### Task statement
Go through the lines below and copy each one that holds the string "szerint".
----
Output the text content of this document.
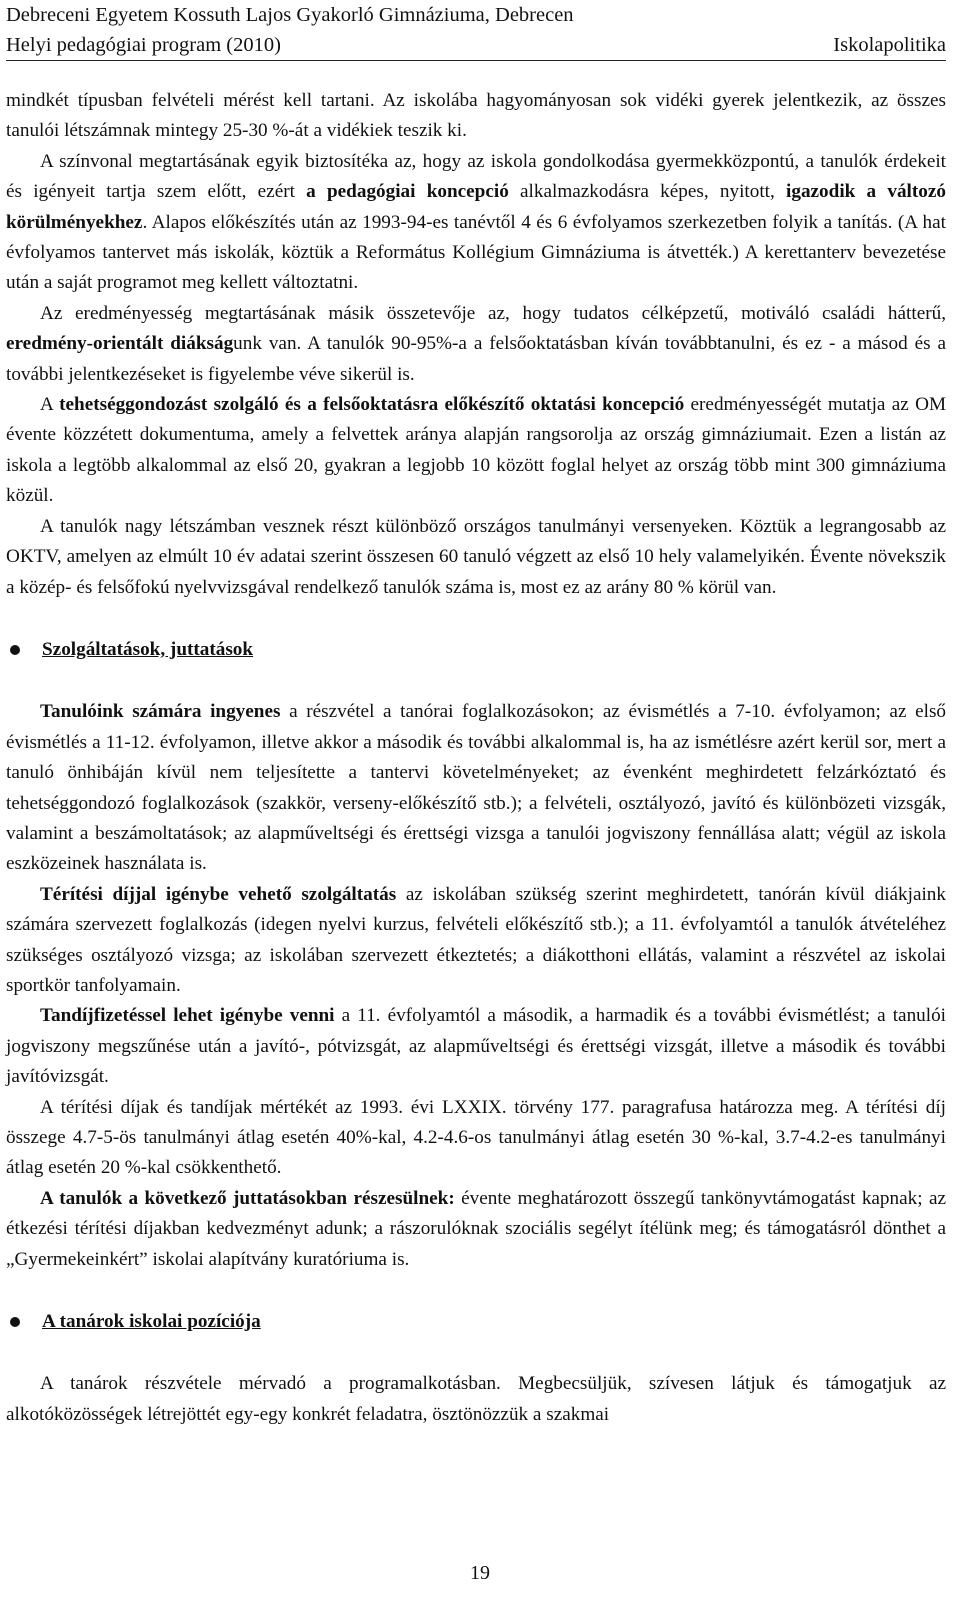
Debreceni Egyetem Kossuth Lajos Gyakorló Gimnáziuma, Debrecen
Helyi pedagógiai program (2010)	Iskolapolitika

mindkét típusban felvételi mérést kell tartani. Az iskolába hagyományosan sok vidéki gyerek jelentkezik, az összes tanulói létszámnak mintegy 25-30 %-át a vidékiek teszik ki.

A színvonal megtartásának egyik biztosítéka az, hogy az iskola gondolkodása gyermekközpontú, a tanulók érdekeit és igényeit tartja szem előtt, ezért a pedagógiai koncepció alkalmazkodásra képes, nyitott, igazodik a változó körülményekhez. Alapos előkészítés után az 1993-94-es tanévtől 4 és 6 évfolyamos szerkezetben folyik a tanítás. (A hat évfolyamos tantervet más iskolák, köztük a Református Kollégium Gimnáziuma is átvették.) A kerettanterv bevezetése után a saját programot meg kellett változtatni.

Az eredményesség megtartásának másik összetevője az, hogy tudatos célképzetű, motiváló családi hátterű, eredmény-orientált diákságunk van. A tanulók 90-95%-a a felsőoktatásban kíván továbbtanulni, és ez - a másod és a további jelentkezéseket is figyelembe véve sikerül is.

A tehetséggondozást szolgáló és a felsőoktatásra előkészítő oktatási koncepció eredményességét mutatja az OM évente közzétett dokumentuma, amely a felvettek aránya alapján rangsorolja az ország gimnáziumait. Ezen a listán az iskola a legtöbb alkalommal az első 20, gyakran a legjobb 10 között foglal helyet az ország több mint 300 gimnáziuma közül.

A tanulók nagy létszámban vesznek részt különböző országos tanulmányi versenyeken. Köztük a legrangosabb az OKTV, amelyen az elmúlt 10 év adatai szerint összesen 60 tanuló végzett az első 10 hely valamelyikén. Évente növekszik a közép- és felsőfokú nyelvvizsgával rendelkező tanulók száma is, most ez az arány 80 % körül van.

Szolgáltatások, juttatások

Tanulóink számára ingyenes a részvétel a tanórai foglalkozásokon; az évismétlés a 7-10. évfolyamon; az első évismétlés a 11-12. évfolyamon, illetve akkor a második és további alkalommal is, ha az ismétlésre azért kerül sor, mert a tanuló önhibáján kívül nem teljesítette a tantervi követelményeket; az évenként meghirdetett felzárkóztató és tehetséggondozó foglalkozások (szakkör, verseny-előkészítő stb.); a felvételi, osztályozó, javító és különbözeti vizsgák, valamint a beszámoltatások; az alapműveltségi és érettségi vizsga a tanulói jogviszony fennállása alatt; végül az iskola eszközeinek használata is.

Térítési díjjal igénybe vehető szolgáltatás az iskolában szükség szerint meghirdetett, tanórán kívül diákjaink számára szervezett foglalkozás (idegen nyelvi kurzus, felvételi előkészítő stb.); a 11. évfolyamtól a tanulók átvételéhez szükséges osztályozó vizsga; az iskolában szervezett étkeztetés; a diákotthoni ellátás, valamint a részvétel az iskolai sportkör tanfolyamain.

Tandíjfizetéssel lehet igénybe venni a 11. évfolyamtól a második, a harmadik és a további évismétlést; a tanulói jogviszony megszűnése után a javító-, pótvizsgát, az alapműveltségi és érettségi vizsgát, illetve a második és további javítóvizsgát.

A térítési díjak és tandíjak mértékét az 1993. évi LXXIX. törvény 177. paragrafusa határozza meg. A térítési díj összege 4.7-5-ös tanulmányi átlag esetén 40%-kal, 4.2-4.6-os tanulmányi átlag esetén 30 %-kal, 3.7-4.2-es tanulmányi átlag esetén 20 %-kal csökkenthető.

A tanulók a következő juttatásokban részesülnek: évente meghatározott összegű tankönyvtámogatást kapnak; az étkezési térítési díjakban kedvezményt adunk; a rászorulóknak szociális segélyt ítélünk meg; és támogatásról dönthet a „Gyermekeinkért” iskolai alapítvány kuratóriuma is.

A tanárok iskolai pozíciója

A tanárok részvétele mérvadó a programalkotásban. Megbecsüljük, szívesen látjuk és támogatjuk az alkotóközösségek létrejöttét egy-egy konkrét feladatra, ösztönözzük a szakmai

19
----
### Exercise solution
A tanulók nagy létszámban vesznek részt különböző országos tanulmányi versenyeken. Köztük a legrangosabb az OKTV, amelyen az elmúlt 10 év adatai szerint összesen 60 tanuló végzett az első 10 hely valamelyikén. Évente növekszik a közép- és felsőfokú nyelvvizsgával rendelkező tanulók száma is, most ez az arány 80 % körül van.
Térítési díjjal igénybe vehető szolgáltatás az iskolában szükség szerint meghirdetett, tanórán kívül diákjaink számára szervezett foglalkozás (idegen nyelvi kurzus, felvételi előkészítő stb.); a 11. évfolyamtól a tanulók átvételéhez szükséges osztályozó vizsga; az iskolában szervezett étkeztetés; a diákotthoni ellátás, valamint a részvétel az iskolai sportkör tanfolyamain.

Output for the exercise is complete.